[Excerpts from a figure dataset]

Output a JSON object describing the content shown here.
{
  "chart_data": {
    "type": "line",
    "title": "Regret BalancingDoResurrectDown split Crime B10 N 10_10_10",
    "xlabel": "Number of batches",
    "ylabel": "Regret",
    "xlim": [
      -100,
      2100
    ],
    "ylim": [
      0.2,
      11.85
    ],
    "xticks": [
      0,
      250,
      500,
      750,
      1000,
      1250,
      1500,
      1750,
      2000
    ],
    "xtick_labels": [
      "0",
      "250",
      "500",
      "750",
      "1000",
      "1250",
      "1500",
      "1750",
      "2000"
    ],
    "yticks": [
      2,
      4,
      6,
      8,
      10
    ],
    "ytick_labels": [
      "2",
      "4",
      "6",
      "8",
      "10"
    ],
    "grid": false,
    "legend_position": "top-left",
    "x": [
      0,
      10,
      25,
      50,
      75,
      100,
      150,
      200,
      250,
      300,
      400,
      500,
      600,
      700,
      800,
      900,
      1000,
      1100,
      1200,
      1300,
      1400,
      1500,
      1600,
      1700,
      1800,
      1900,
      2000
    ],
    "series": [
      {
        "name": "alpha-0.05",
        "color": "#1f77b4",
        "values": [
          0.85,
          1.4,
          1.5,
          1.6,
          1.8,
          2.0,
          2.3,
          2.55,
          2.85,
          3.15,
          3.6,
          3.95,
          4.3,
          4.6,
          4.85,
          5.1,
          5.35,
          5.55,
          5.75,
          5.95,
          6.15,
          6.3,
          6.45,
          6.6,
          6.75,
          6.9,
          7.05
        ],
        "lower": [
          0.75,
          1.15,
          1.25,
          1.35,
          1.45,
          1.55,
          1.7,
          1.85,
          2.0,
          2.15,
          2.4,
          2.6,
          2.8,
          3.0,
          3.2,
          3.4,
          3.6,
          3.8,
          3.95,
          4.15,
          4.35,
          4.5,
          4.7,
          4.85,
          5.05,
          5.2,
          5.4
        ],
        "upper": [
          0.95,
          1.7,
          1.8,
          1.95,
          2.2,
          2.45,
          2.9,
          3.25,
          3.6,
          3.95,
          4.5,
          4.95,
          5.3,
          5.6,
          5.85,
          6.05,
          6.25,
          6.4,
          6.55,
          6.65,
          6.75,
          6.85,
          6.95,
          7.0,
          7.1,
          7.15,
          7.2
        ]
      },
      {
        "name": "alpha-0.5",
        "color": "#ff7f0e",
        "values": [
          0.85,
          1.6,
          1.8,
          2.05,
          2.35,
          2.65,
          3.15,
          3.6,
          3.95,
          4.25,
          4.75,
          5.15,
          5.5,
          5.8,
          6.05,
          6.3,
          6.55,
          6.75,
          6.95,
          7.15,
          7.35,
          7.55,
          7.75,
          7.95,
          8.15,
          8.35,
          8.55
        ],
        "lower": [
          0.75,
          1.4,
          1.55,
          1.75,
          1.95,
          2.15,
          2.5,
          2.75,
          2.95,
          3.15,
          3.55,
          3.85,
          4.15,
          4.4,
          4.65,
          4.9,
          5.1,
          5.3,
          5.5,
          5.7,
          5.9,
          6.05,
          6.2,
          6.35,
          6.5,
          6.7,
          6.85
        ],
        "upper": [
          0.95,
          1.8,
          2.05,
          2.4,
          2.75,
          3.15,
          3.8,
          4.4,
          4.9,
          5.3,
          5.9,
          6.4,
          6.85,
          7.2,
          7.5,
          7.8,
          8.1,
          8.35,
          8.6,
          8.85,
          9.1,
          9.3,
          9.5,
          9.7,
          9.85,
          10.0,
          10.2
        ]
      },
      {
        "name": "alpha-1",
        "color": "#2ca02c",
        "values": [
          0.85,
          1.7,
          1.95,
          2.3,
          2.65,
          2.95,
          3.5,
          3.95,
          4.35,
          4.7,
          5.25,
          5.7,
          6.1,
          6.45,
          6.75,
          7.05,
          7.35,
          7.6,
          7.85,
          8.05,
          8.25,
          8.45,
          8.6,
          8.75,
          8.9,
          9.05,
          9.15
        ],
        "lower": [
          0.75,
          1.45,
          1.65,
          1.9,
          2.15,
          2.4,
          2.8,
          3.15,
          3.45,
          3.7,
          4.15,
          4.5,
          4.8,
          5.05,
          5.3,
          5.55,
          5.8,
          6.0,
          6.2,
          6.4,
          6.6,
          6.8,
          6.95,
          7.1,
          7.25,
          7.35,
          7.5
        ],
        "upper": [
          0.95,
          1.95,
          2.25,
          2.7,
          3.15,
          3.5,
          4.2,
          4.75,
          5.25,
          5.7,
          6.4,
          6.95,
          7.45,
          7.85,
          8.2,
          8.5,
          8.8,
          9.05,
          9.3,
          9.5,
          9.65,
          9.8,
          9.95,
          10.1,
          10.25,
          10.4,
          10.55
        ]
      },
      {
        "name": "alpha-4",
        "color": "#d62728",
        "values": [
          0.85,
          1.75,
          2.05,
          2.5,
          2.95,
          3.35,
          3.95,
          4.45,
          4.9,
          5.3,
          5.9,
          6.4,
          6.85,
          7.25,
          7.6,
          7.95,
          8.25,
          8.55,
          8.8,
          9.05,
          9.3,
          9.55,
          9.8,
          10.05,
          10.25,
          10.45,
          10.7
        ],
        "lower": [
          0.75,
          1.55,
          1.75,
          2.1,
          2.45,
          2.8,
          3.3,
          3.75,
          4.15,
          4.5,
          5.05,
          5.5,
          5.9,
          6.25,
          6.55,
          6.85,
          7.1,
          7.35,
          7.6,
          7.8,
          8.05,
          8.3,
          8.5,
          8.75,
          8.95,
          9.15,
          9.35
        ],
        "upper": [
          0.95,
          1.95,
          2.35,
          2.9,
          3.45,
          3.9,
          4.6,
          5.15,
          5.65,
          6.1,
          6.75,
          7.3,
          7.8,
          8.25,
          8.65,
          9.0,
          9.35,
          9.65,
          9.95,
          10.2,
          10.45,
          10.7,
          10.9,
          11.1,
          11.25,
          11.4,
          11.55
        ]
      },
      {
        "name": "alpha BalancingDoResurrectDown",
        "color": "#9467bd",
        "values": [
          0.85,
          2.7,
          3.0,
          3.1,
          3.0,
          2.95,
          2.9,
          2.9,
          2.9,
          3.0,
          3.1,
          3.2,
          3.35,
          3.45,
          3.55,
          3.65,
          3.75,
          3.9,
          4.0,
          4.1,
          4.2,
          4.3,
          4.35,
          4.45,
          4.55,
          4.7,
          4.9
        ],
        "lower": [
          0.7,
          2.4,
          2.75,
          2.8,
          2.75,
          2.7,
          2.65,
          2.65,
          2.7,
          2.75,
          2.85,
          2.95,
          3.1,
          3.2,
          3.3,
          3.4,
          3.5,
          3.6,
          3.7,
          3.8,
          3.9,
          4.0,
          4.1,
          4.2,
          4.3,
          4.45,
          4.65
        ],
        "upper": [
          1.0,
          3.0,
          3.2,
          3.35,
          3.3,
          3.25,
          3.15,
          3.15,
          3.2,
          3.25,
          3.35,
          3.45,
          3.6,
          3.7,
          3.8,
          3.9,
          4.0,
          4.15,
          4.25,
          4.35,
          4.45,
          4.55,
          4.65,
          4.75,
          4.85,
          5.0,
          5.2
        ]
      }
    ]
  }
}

# Short problem:
Pull out all lines of the data with the string "Regret".

# Output:
    "title": "Regret BalancingDoResurrectDown split Crime B10 N 10_10_10",
    "ylabel": "Regret",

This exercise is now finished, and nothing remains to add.